### COMPLETE THE FOLLOWING
(1) In the bicycle suspension passage, what name is given to the rear wheel suspension's single pivot axis?
(2) Can you shorten the paragraph of the bicycle suspension passage that begins "Suspension on a bicycle would provide" while keeping its main facts?
(3) Reproduce the bicycle suspension passage word for word, starting with "Figure 3 is" and going on through "suspension unit 7.".

### SOURCE PASSAGE
Suspension on a bicycle would provide many benefits to the performance of a bicycle (too numerous to discuss), however such systems currently available are either over simple as to be ineffective in some aspects of performance or too complicated such to increase the bicycle weight and cost.
There are four principle objectives of this invention.
The first is to provide a lightweight and simple rear wheel suspension system, achieved by using a single pivot axis, this will be referred to as a "unipivot".
The second is to incorporate a stepload system in order to prevent articulation upon component pedalling loads.
The third is to ensure the arcuate movement is free to move in only two planes, this will be referred to as being "torsion locked".
The fourth is to achieve these requirements in a compact package in a manner that is compatible with most bicycle frames.
The fifth is to offer an option of frame size reduction for transport, making use of the pivot which forms part of the suspension.
A specific embodiment of the invention will now be described by way of example with reference to the accompanying drawings in which:-
Figure 1 is a side elevation of a bicycle frame including the rear suspension components.
Figure 2 is a perspective view of the suspension unit (not including pivot) and frame surrounding elements.
Figure 3 is a side elevation of the suspended bearing arrangement.
Figure 4 is a front elevation of a linear roller bearing.
Figure 5 is a perspective view of the shock absorber and clamp.
Figure 6 is a centre-sectioned side elevation of the shock absorbing system and surrounding frame components.
Figure 7 is a perspective view of a complete frame and utilising the removable stay clamp.
Figure 8 is a side elevation of an alternative shock absorber position.
Figure 9 is centre sectioned elevation of the pivot system.
Figure 10 is a side elevation of the bottom bracket shell with pivot system attached.
In figure 1 there is illustrated a bicycle mainframe 1 which includes a toptube 2, down tube 3, seat tube
4, bottom bracket shell 5 and according to the present invention a suspension unit 7.
Also illustrated is a bicycle rear frame 10 comprising a pair of seat stays 9 and chain stays 8 respectively and a rear wheel 11.

### DATASET EXCERPT
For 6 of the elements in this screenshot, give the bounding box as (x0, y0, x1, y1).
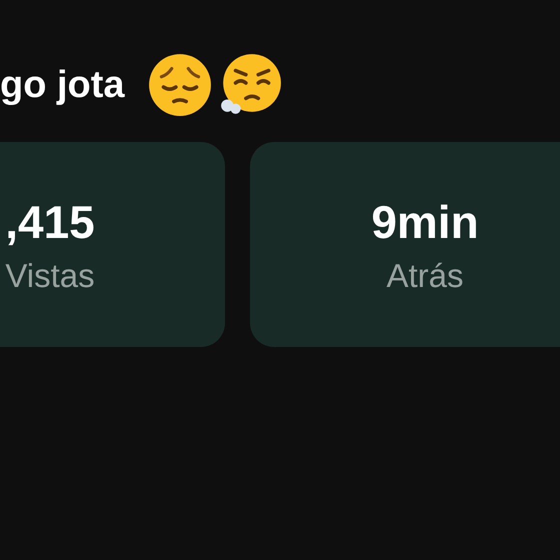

### RESPONSES
(1) It is called a "unipivot".

(2) Bicycle suspension offers many performance benefits, but current systems are either too simple to be effective in some respects or so complicated that they add weight and cost.

(3)
Figure 3 is a side elevation of the suspended bearing arrangement.
Figure 4 is a front elevation of a linear roller bearing.
Figure 5 is a perspective view of the shock absorber and clamp.
Figure 6 is a centre-sectioned side elevation of the shock absorbing system and surrounding frame components.
Figure 7 is a perspective view of a complete frame and utilising the removable stay clamp.
Figure 8 is a side elevation of an alternative shock absorber position.
Figure 9 is centre sectioned elevation of the pivot system.
Figure 10 is a side elevation of the bottom bracket shell with pivot system attached.
In figure 1 there is illustrated a bicycle mainframe 1 which includes a toptube 2, down tube 3, seat tube
4, bottom bracket shell 5 and according to the present invention a suspension unit 7.